* What the task requires
How many lines hold the string "ngoại"? Give only the number.

(Part of a data file)
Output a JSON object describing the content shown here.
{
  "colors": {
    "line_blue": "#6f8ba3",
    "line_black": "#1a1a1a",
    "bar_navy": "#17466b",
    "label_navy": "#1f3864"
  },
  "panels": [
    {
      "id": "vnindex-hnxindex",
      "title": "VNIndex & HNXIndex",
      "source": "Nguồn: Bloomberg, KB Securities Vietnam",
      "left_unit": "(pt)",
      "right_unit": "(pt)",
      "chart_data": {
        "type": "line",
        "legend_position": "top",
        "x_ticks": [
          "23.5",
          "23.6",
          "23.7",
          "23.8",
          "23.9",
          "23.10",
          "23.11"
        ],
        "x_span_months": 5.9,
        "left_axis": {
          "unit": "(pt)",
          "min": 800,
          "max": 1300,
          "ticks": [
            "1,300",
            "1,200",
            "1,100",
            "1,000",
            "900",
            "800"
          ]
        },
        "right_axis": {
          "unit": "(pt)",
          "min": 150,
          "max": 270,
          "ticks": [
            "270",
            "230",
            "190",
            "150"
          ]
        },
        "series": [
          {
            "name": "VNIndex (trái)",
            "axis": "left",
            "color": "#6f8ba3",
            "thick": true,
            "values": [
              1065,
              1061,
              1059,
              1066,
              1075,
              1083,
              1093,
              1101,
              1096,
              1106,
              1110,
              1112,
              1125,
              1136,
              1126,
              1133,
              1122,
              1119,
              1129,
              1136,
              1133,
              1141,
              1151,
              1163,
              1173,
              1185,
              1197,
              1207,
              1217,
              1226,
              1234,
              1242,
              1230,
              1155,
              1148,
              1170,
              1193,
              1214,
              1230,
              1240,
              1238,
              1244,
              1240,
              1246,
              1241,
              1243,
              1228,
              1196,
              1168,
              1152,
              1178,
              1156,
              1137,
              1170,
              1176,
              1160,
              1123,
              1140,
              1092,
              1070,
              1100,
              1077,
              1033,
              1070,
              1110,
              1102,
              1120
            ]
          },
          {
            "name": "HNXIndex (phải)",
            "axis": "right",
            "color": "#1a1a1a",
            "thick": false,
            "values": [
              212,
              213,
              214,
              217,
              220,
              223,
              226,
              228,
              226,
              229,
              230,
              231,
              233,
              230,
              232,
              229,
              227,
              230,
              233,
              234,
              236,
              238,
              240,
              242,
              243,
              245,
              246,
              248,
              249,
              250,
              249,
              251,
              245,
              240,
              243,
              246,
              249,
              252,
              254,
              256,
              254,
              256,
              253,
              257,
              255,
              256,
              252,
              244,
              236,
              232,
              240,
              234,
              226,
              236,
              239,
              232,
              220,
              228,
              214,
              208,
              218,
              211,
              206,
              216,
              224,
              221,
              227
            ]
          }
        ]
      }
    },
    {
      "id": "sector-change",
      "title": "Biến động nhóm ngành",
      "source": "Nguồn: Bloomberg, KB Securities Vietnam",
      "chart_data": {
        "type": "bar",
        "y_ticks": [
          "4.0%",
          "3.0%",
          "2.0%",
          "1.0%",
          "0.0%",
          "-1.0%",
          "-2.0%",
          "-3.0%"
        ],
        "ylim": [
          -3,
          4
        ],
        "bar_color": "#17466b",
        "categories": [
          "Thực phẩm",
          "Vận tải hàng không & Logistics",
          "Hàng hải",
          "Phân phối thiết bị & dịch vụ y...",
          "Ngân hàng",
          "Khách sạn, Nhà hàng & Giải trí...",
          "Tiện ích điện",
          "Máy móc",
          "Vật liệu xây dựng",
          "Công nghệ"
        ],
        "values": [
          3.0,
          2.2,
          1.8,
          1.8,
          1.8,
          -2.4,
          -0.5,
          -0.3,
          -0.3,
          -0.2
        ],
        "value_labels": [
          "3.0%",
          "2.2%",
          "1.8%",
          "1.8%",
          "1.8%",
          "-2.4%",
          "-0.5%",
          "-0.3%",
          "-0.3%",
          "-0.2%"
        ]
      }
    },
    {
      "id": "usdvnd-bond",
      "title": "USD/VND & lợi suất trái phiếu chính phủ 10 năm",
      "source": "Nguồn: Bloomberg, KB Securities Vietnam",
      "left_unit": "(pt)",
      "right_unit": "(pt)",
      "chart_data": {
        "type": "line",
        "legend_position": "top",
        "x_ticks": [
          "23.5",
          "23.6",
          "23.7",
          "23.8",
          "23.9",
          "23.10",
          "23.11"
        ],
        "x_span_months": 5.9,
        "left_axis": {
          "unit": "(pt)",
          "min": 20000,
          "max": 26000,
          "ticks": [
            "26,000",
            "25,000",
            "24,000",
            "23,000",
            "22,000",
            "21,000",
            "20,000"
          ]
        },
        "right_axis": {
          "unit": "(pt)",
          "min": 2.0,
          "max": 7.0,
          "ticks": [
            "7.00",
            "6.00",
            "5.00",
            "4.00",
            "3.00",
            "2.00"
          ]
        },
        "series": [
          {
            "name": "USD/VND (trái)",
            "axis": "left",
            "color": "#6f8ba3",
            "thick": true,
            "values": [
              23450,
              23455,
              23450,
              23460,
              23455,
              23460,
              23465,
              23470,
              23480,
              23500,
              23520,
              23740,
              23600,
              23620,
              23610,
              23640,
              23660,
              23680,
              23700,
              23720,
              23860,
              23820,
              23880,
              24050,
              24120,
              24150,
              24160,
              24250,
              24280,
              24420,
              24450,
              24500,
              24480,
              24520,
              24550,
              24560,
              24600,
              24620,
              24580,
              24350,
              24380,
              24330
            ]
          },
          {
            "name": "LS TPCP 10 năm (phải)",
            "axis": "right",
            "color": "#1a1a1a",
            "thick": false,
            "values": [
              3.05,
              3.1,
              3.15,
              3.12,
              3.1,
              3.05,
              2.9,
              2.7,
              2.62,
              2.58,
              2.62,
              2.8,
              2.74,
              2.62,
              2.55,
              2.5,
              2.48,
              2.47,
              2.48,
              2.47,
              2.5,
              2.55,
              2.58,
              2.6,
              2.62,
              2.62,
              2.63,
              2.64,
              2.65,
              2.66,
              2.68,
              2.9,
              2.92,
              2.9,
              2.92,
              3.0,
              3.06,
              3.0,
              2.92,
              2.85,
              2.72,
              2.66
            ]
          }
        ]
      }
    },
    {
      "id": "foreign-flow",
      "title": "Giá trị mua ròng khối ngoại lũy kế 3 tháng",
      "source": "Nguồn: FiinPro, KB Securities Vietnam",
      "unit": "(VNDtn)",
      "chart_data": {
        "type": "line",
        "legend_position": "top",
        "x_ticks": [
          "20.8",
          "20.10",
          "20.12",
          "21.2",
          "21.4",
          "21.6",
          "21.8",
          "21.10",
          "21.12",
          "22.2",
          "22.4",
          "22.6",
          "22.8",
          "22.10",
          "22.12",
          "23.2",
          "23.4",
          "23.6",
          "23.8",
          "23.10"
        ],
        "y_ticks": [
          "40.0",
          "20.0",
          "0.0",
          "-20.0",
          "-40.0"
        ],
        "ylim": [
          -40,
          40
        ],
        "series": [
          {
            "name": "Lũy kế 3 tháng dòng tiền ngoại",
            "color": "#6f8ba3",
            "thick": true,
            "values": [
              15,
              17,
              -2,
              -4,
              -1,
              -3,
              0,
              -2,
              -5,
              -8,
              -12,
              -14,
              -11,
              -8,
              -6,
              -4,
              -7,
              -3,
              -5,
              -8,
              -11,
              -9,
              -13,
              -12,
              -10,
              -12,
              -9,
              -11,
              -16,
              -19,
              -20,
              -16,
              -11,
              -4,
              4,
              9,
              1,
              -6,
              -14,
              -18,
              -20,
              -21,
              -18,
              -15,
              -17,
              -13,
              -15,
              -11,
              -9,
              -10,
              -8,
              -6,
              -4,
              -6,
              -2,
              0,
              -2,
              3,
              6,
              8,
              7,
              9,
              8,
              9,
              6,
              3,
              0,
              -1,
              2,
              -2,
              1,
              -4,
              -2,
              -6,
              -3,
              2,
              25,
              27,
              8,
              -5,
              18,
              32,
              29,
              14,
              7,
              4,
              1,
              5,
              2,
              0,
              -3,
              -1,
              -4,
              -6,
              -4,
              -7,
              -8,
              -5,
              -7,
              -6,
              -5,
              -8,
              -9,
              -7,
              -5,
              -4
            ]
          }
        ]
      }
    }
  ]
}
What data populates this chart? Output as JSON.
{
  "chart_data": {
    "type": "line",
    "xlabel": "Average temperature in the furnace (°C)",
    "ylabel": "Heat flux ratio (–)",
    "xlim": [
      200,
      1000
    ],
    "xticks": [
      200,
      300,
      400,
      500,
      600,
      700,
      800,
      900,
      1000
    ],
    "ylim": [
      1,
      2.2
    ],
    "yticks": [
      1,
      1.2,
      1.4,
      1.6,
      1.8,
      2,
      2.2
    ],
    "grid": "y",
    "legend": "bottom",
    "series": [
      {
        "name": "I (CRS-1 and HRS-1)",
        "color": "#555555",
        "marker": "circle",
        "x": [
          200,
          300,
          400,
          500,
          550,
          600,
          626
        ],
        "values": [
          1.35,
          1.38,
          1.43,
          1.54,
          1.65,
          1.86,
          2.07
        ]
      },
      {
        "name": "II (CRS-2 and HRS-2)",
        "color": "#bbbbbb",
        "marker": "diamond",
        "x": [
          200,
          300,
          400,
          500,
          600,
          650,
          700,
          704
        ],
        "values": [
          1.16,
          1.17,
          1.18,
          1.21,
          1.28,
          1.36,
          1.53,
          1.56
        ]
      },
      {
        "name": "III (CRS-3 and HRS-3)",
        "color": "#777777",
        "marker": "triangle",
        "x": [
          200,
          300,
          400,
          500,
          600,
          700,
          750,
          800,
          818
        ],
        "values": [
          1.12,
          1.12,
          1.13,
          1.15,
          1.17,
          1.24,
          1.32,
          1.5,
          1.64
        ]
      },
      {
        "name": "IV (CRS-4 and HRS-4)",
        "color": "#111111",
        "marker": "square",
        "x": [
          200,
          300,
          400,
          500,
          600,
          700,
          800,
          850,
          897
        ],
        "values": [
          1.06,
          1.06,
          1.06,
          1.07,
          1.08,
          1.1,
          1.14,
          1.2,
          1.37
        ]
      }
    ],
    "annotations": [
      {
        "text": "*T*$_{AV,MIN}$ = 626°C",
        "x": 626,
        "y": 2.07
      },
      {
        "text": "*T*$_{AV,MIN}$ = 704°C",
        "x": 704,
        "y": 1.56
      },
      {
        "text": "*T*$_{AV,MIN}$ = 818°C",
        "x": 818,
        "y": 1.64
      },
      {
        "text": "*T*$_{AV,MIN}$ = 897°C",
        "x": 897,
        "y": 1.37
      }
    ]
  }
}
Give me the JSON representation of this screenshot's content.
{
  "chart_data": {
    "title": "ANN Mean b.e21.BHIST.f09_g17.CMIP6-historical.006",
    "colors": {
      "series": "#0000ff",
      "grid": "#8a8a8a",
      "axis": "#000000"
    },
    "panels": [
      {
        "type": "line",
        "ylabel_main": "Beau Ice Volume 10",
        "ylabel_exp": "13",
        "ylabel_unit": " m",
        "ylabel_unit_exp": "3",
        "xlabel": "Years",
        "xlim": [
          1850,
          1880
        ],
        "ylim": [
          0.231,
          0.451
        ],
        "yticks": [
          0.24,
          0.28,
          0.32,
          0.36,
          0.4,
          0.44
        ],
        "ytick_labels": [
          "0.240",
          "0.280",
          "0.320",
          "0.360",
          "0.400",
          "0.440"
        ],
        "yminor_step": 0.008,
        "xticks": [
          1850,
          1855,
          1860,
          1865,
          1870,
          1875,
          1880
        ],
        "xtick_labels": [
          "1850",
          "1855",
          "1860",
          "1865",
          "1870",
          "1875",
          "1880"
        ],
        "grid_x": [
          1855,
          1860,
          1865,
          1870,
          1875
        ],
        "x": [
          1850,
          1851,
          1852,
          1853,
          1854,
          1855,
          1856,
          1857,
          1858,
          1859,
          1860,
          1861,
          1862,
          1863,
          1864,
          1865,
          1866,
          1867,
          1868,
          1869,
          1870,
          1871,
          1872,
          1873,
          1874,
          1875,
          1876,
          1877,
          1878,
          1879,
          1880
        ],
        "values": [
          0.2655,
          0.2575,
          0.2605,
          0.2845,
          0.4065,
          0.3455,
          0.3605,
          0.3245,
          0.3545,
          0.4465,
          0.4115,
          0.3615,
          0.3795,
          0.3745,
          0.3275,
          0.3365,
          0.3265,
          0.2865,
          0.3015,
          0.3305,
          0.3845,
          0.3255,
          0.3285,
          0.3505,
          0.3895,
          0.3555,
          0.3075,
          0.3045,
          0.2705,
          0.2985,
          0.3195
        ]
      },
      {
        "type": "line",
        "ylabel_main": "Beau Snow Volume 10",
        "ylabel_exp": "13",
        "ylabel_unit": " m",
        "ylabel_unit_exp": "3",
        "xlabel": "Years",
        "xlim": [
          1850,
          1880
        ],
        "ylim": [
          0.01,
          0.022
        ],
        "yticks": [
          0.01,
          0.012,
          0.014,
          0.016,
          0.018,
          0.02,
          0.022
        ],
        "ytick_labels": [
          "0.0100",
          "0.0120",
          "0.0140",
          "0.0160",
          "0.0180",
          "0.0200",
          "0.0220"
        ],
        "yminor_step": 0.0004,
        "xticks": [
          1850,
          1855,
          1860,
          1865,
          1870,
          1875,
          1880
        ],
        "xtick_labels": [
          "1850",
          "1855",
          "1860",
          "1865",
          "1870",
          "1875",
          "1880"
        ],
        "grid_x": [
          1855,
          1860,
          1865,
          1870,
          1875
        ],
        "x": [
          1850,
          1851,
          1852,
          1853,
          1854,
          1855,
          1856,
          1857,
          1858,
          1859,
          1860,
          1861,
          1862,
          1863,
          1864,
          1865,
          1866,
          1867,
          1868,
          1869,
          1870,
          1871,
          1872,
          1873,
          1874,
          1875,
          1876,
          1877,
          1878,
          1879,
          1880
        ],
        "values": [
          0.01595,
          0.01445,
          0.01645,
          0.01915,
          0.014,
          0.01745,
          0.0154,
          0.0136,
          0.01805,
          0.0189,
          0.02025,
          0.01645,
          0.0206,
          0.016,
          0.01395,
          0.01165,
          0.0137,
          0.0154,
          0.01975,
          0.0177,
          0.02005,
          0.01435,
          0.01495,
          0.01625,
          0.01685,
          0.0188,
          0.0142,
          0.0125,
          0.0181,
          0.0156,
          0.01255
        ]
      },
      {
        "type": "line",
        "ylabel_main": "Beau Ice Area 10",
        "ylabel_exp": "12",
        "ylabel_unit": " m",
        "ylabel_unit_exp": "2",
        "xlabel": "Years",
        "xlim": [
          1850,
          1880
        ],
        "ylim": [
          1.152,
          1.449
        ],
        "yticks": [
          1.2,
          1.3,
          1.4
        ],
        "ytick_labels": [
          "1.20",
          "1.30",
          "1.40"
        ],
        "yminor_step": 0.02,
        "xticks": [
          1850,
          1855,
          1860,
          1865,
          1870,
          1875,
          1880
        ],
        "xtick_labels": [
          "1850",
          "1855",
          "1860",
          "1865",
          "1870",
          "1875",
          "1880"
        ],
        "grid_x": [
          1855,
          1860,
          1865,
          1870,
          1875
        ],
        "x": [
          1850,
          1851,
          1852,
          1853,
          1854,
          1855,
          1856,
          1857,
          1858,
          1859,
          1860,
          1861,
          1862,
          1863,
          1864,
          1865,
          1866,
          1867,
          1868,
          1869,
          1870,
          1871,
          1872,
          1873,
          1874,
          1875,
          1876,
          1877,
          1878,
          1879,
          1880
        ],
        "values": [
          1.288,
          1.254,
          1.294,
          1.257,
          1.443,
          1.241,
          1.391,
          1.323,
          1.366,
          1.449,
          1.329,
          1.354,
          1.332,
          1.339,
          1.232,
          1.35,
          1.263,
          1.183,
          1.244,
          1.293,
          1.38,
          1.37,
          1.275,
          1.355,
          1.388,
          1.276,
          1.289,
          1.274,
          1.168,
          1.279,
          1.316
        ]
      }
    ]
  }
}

* Answer to the exercise
2